#### Goal
Output the records exactly as they appear, with no pictures included.

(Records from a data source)
======

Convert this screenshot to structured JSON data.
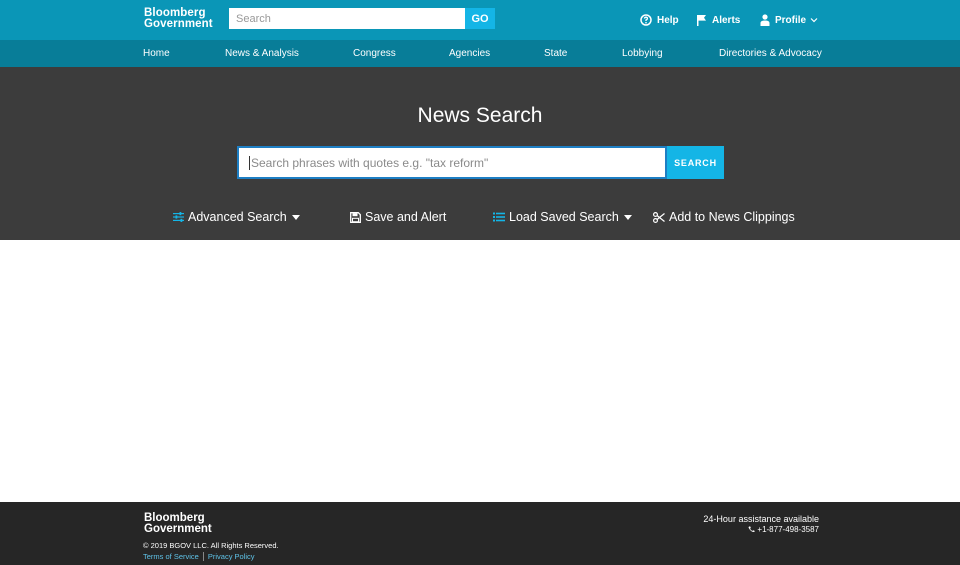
{
  "header": {
    "logo_line1": "Bloomberg",
    "logo_line2": "Government",
    "search_placeholder": "Search",
    "go_label": "GO",
    "help_label": "Help",
    "alerts_label": "Alerts",
    "profile_label": "Profile"
  },
  "nav": {
    "items": [
      {
        "label": "Home"
      },
      {
        "label": "News & Analysis"
      },
      {
        "label": "Congress"
      },
      {
        "label": "Agencies"
      },
      {
        "label": "State"
      },
      {
        "label": "Lobbying"
      },
      {
        "label": "Directories & Advocacy"
      }
    ]
  },
  "hero": {
    "title": "News Search",
    "search_placeholder": "Search phrases with quotes e.g. \"tax reform\"",
    "search_button": "SEARCH",
    "actions": {
      "advanced": "Advanced Search",
      "save_alert": "Save and Alert",
      "load_saved": "Load Saved Search",
      "clippings": "Add to News Clippings"
    }
  },
  "footer": {
    "logo_line1": "Bloomberg",
    "logo_line2": "Government",
    "copyright": "© 2019 BGOV LLC. All Rights Reserved.",
    "terms": "Terms of Service",
    "privacy": "Privacy Policy",
    "assistance": "24-Hour assistance available",
    "phone": "+1-877-498-3587"
  },
  "colors": {
    "topbar": "#0a96b7",
    "navbar": "#087d98",
    "hero_bg": "#3c3c3c",
    "accent": "#14b5e6",
    "footer_bg": "#262626"
  }
}
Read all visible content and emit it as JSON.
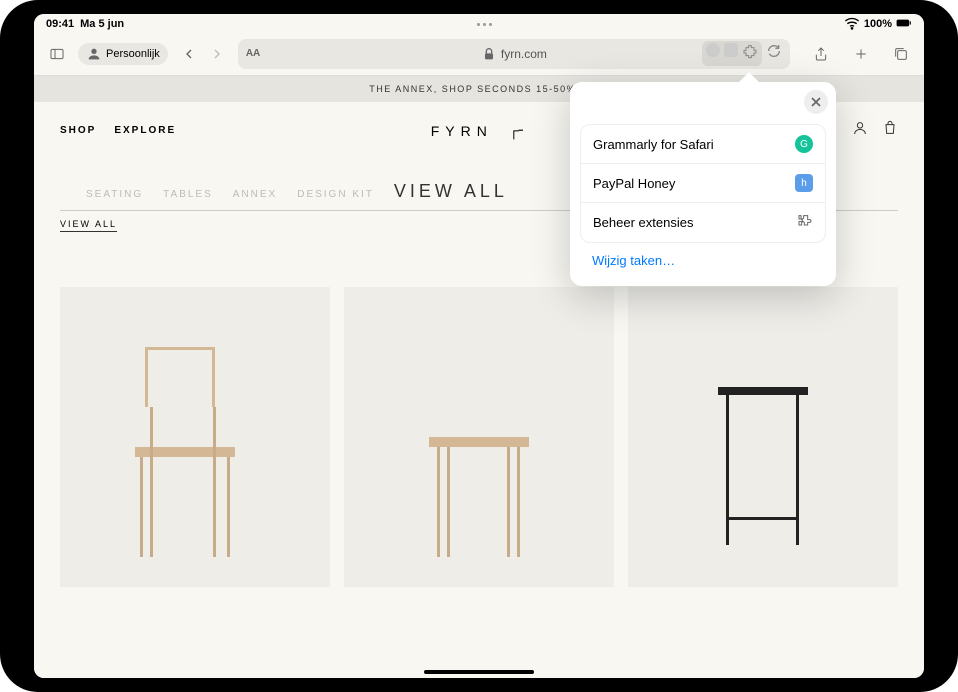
{
  "status": {
    "time": "09:41",
    "date": "Ma 5 jun",
    "battery": "100%"
  },
  "toolbar": {
    "profile_label": "Persoonlijk",
    "url": "fyrn.com"
  },
  "page": {
    "banner": "THE ANNEX, SHOP SECONDS 15-50% O",
    "nav": {
      "shop": "SHOP",
      "explore": "EXPLORE"
    },
    "brand": "FYRN",
    "brand_mark": "┌╴",
    "categories": {
      "seating": "SEATING",
      "tables": "TABLES",
      "annex": "ANNEX",
      "design_kit": "DESIGN KIT",
      "view_all": "VIEW  ALL"
    },
    "view_all_label": "VIEW ALL"
  },
  "extensions": {
    "items": [
      {
        "label": "Grammarly for Safari",
        "badge": "G"
      },
      {
        "label": "PayPal Honey",
        "badge": "h"
      }
    ],
    "manage": "Beheer extensies",
    "edit_tasks": "Wijzig taken…"
  }
}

======

#### Problem solution
Convert this screenshot to structured JSON data.
{
  "header": {
    "logo_line1": "Bloomberg",
    "logo_line2": "Government",
    "search_placeholder": "Search",
    "go_label": "GO",
    "help_label": "Help",
    "alerts_label": "Alerts",
    "profile_label": "Profile"
  },
  "nav": {
    "items": [
      {
        "label": "Home"
      },
      {
        "label": "News & Analysis"
      },
      {
        "label": "Congress"
      },
      {
        "label": "Agencies"
      },
      {
        "label": "State"
      },
      {
        "label": "Lobbying"
      },
      {
        "label": "Directories & Advocacy"
      }
    ]
  },
  "hero": {
    "title": "News Search",
    "search_placeholder": "Search phrases with quotes e.g. \"tax reform\"",
    "search_button": "SEARCH",
    "actions": {
      "advanced": "Advanced Search",
      "save_alert": "Save and Alert",
      "load_saved": "Load Saved Search",
      "clippings": "Add to News Clippings"
    }
  },
  "footer": {
    "logo_line1": "Bloomberg",
    "logo_line2": "Government",
    "copyright": "© 2019 BGOV LLC. All Rights Reserved.",
    "terms": "Terms of Service",
    "privacy": "Privacy Policy",
    "assistance": "24-Hour assistance available",
    "phone": "+1-877-498-3587"
  },
  "colors": {
    "topbar": "#0a96b7",
    "navbar": "#087d98",
    "hero_bg": "#3c3c3c",
    "accent": "#14b5e6",
    "footer_bg": "#262626"
  }
}
Read all visible content and emit it as JSON.
{
  "status": {
    "time": "09:41",
    "date": "Ma 5 jun",
    "battery": "100%"
  },
  "toolbar": {
    "profile_label": "Persoonlijk",
    "url": "fyrn.com"
  },
  "page": {
    "banner": "THE ANNEX, SHOP SECONDS 15-50% O",
    "nav": {
      "shop": "SHOP",
      "explore": "EXPLORE"
    },
    "brand": "FYRN",
    "brand_mark": "┌╴",
    "categories": {
      "seating": "SEATING",
      "tables": "TABLES",
      "annex": "ANNEX",
      "design_kit": "DESIGN KIT",
      "view_all": "VIEW  ALL"
    },
    "view_all_label": "VIEW ALL"
  },
  "extensions": {
    "items": [
      {
        "label": "Grammarly for Safari",
        "badge": "G"
      },
      {
        "label": "PayPal Honey",
        "badge": "h"
      }
    ],
    "manage": "Beheer extensies",
    "edit_tasks": "Wijzig taken…"
  }
}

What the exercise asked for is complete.